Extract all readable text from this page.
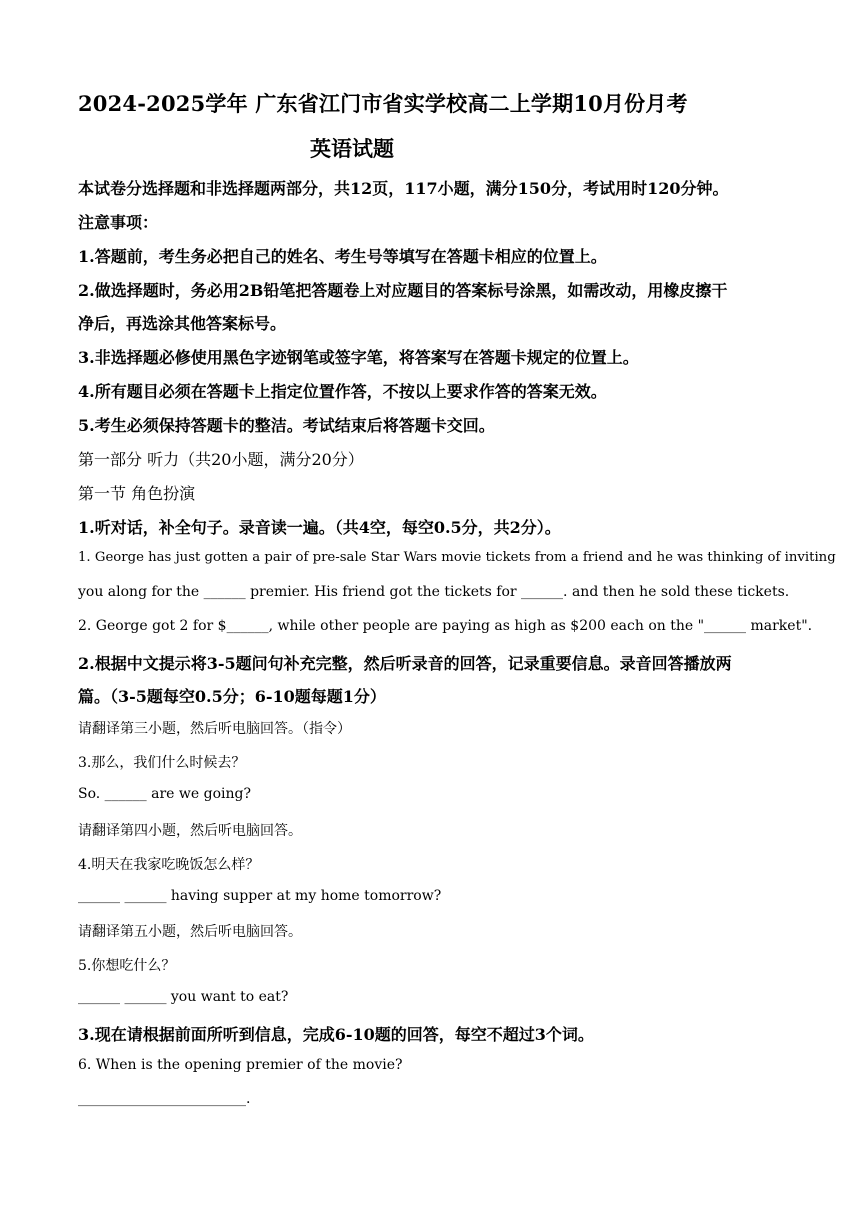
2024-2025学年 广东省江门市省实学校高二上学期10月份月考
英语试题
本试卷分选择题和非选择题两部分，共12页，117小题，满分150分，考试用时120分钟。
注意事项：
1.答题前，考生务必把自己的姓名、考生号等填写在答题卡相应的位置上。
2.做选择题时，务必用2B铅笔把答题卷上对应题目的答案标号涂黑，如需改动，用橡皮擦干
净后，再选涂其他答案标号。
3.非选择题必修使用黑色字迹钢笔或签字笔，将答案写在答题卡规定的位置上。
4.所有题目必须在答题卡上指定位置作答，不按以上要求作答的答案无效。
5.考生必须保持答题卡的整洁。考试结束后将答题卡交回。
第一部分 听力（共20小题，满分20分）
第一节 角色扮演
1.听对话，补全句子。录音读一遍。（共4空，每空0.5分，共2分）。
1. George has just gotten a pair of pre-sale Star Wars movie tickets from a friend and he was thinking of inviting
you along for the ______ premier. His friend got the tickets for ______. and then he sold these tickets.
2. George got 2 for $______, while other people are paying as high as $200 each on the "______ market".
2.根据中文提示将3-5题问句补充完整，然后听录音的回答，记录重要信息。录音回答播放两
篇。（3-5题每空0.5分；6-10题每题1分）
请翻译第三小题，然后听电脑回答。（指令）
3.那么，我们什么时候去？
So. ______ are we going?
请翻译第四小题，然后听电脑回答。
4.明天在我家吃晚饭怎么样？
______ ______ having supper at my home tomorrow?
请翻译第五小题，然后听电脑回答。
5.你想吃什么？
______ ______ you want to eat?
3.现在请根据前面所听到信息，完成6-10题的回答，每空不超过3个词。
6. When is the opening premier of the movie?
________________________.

*Exercise aim*: Without including any pictures, output all the entries above exactly.

*The reply*:
Extract all readable text from this page.
2024-2025学年 广东省江门市省实学校高二上学期10月份月考
英语试题
本试卷分选择题和非选择题两部分，共12页，117小题，满分150分，考试用时120分钟。
注意事项：
1.答题前，考生务必把自己的姓名、考生号等填写在答题卡相应的位置上。
2.做选择题时，务必用2B铅笔把答题卷上对应题目的答案标号涂黑，如需改动，用橡皮擦干
净后，再选涂其他答案标号。
3.非选择题必修使用黑色字迹钢笔或签字笔，将答案写在答题卡规定的位置上。
4.所有题目必须在答题卡上指定位置作答，不按以上要求作答的答案无效。
5.考生必须保持答题卡的整洁。考试结束后将答题卡交回。
第一部分 听力（共20小题，满分20分）
第一节 角色扮演
1.听对话，补全句子。录音读一遍。（共4空，每空0.5分，共2分）。
1. George has just gotten a pair of pre-sale Star Wars movie tickets from a friend and he was thinking of inviting
you along for the ______ premier. His friend got the tickets for ______. and then he sold these tickets.
2. George got 2 for $______, while other people are paying as high as $200 each on the "______ market".
2.根据中文提示将3-5题问句补充完整，然后听录音的回答，记录重要信息。录音回答播放两
篇。（3-5题每空0.5分；6-10题每题1分）
请翻译第三小题，然后听电脑回答。（指令）
3.那么，我们什么时候去？
So. ______ are we going?
请翻译第四小题，然后听电脑回答。
4.明天在我家吃晚饭怎么样？
______ ______ having supper at my home tomorrow?
请翻译第五小题，然后听电脑回答。
5.你想吃什么？
______ ______ you want to eat?
3.现在请根据前面所听到信息，完成6-10题的回答，每空不超过3个词。
6. When is the opening premier of the movie?
________________________.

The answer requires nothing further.